Below is a set of records. Repeat all of them exactly.

#### EXERCISE MATERIALS

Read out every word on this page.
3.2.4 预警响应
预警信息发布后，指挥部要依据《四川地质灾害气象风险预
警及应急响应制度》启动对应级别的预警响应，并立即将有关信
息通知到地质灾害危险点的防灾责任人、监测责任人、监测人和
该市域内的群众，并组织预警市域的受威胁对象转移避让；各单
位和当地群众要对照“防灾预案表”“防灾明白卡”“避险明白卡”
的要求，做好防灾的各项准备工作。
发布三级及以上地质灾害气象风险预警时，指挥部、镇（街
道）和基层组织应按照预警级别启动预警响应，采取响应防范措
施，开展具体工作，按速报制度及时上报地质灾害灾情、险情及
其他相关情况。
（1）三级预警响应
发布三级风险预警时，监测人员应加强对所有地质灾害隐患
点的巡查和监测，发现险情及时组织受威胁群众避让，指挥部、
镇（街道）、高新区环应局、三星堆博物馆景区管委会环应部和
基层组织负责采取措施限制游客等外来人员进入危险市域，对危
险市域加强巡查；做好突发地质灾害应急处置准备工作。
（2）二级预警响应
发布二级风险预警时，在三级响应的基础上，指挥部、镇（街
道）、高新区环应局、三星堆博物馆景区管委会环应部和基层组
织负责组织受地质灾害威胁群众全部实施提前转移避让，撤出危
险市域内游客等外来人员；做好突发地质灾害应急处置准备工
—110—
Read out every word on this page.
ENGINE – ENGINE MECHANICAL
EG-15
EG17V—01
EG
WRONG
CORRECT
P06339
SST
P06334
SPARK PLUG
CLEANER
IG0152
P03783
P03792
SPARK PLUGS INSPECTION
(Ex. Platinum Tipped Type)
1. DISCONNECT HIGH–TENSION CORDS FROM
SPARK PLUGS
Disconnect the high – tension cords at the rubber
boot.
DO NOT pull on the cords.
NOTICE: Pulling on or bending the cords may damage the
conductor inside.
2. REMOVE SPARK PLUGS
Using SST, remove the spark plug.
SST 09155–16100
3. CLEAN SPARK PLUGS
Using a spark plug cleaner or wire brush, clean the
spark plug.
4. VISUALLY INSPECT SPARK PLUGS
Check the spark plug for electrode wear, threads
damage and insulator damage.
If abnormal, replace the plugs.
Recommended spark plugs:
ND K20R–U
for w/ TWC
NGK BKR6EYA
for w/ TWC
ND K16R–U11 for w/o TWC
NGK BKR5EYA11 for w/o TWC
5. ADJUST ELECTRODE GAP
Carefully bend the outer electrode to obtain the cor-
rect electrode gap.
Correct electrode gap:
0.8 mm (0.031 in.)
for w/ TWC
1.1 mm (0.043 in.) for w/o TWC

########

**TASK RESULT:**
Read out every word on this page.
3.2.4 预警响应
预警信息发布后，指挥部要依据《四川地质灾害气象风险预
警及应急响应制度》启动对应级别的预警响应，并立即将有关信
息通知到地质灾害危险点的防灾责任人、监测责任人、监测人和
该市域内的群众，并组织预警市域的受威胁对象转移避让；各单
位和当地群众要对照“防灾预案表”“防灾明白卡”“避险明白卡”
的要求，做好防灾的各项准备工作。
发布三级及以上地质灾害气象风险预警时，指挥部、镇（街
道）和基层组织应按照预警级别启动预警响应，采取响应防范措
施，开展具体工作，按速报制度及时上报地质灾害灾情、险情及
其他相关情况。
（1）三级预警响应
发布三级风险预警时，监测人员应加强对所有地质灾害隐患
点的巡查和监测，发现险情及时组织受威胁群众避让，指挥部、
镇（街道）、高新区环应局、三星堆博物馆景区管委会环应部和
基层组织负责采取措施限制游客等外来人员进入危险市域，对危
险市域加强巡查；做好突发地质灾害应急处置准备工作。
（2）二级预警响应
发布二级风险预警时，在三级响应的基础上，指挥部、镇（街
道）、高新区环应局、三星堆博物馆景区管委会环应部和基层组
织负责组织受地质灾害威胁群众全部实施提前转移避让，撤出危
险市域内游客等外来人员；做好突发地质灾害应急处置准备工
—110—
Read out every word on this page.
ENGINE – ENGINE MECHANICAL
EG-15
EG17V—01
EG
WRONG
CORRECT
P06339
SST
P06334
SPARK PLUG
CLEANER
IG0152
P03783
P03792
SPARK PLUGS INSPECTION
(Ex. Platinum Tipped Type)
1. DISCONNECT HIGH–TENSION CORDS FROM
SPARK PLUGS
Disconnect the high – tension cords at the rubber
boot.
DO NOT pull on the cords.
NOTICE: Pulling on or bending the cords may damage the
conductor inside.
2. REMOVE SPARK PLUGS
Using SST, remove the spark plug.
SST 09155–16100
3. CLEAN SPARK PLUGS
Using a spark plug cleaner or wire brush, clean the
spark plug.
4. VISUALLY INSPECT SPARK PLUGS
Check the spark plug for electrode wear, threads
damage and insulator damage.
If abnormal, replace the plugs.
Recommended spark plugs:
ND K20R–U
for w/ TWC
NGK BKR6EYA
for w/ TWC
ND K16R–U11 for w/o TWC
NGK BKR5EYA11 for w/o TWC
5. ADJUST ELECTRODE GAP
Carefully bend the outer electrode to obtain the cor-
rect electrode gap.
Correct electrode gap:
0.8 mm (0.031 in.)
for w/ TWC
1.1 mm (0.043 in.) for w/o TWC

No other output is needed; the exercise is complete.